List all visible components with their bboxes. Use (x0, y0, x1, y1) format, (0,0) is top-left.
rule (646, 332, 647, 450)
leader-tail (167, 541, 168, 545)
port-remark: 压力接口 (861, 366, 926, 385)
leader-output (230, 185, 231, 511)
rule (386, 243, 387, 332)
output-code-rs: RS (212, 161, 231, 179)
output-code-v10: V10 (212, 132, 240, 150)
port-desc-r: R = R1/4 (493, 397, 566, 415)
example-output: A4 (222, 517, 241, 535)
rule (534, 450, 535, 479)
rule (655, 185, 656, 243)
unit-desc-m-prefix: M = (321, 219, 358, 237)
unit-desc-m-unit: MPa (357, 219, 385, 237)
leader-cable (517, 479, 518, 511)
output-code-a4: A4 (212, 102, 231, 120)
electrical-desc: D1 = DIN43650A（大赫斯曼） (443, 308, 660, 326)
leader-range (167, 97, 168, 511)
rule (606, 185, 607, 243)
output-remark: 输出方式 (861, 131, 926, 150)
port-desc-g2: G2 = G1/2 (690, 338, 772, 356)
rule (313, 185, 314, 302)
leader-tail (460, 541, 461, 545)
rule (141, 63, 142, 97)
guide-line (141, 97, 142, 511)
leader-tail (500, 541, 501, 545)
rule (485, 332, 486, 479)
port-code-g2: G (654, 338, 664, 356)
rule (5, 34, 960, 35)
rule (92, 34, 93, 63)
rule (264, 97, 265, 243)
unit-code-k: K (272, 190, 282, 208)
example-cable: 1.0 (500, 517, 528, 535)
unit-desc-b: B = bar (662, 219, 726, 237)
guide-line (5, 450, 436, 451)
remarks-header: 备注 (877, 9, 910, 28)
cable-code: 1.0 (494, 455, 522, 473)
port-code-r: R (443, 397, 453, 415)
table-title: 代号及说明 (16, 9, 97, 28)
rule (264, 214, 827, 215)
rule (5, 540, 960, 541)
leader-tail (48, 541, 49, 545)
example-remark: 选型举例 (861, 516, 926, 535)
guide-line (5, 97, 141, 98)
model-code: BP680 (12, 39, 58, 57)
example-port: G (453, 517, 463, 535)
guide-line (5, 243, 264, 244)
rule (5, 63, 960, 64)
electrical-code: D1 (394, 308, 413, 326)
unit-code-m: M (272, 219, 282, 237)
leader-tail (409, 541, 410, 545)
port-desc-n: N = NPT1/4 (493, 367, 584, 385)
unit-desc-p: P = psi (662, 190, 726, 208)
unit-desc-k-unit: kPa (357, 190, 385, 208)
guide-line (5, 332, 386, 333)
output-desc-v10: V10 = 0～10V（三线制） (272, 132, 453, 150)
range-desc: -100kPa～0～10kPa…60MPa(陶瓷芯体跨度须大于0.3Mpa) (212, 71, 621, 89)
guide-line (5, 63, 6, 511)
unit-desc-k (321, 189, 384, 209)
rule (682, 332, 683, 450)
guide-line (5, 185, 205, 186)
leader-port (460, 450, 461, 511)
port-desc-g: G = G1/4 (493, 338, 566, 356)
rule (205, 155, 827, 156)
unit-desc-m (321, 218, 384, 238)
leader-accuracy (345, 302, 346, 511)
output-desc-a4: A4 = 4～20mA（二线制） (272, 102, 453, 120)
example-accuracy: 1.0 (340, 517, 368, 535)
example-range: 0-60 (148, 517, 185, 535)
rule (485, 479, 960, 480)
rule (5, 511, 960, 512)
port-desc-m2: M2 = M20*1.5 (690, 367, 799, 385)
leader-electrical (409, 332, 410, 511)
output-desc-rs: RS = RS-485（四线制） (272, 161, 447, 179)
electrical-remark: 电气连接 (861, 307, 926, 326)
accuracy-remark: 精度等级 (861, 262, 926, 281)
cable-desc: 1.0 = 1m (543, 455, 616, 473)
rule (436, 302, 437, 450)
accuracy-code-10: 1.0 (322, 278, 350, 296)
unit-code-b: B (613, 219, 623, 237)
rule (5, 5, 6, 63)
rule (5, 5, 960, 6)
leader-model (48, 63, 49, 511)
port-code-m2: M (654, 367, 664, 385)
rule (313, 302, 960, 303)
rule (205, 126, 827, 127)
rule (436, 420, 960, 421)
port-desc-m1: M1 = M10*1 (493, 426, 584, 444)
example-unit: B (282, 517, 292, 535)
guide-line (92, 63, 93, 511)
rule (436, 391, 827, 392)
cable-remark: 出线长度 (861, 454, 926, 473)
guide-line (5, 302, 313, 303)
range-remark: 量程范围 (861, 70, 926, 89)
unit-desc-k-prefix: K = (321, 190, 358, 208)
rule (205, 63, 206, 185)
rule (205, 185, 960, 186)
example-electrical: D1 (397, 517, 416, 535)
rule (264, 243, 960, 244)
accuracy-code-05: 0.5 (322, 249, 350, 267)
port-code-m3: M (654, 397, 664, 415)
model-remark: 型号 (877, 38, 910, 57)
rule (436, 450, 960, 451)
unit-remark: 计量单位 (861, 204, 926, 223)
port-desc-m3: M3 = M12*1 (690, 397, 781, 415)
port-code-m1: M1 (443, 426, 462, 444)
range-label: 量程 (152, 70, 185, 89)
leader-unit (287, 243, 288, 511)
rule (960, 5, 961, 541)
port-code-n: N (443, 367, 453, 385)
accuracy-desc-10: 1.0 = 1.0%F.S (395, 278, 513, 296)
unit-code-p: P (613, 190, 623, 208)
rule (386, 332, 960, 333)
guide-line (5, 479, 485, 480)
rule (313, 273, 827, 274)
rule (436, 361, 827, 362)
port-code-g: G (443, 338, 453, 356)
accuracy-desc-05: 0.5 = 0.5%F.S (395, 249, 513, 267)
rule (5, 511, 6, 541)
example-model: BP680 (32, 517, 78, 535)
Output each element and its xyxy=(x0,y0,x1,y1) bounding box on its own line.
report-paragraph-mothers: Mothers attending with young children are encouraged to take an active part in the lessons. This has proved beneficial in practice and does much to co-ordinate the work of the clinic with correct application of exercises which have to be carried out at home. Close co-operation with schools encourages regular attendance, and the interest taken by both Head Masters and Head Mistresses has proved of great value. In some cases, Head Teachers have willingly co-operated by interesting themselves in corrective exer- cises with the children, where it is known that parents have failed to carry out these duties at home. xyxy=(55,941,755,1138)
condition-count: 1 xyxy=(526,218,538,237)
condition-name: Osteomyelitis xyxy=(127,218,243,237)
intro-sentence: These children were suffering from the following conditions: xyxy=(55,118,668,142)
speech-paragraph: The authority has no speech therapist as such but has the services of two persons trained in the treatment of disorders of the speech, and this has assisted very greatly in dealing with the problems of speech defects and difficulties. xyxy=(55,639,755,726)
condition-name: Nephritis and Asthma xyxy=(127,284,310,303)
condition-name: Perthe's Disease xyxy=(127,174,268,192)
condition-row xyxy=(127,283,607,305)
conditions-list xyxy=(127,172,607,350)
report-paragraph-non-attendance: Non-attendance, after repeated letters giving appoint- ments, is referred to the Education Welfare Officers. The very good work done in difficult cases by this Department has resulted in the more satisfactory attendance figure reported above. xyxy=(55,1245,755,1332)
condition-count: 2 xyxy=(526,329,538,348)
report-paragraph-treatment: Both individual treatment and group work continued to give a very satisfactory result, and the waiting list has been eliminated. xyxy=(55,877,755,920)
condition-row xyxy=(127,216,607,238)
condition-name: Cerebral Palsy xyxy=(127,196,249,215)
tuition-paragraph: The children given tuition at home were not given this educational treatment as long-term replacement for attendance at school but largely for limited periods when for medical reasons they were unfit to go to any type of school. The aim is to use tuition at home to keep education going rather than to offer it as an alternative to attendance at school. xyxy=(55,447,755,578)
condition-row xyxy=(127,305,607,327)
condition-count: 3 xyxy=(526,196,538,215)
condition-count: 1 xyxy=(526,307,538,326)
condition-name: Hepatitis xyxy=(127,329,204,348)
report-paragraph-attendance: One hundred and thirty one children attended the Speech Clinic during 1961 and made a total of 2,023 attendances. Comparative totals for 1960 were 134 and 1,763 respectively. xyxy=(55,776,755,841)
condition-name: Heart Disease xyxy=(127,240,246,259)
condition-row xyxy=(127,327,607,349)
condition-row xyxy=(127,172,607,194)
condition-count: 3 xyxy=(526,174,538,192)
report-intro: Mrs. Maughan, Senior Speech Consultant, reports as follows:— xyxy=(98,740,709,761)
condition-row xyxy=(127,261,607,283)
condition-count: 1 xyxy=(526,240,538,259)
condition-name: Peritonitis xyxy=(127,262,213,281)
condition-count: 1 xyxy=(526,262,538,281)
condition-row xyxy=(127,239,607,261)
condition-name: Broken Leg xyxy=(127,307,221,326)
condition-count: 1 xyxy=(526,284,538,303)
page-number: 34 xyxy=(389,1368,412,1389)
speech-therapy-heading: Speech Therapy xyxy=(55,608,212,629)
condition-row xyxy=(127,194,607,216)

■ ■ ■ ■ ■ ■ ■

- _YOUR INSTRUCTIONS_
Quote the part of the entries that opens with their first line and closes with the line containing "rule (386, 243, 387, 332)", including both of those lines.

- _WRITTEN SOLUTION_
List all visible components with their bboxes. Use (x0, y0, x1, y1) format, (0,0) is top-left.
rule (646, 332, 647, 450)
leader-tail (167, 541, 168, 545)
port-remark: 压力接口 (861, 366, 926, 385)
leader-output (230, 185, 231, 511)
rule (386, 243, 387, 332)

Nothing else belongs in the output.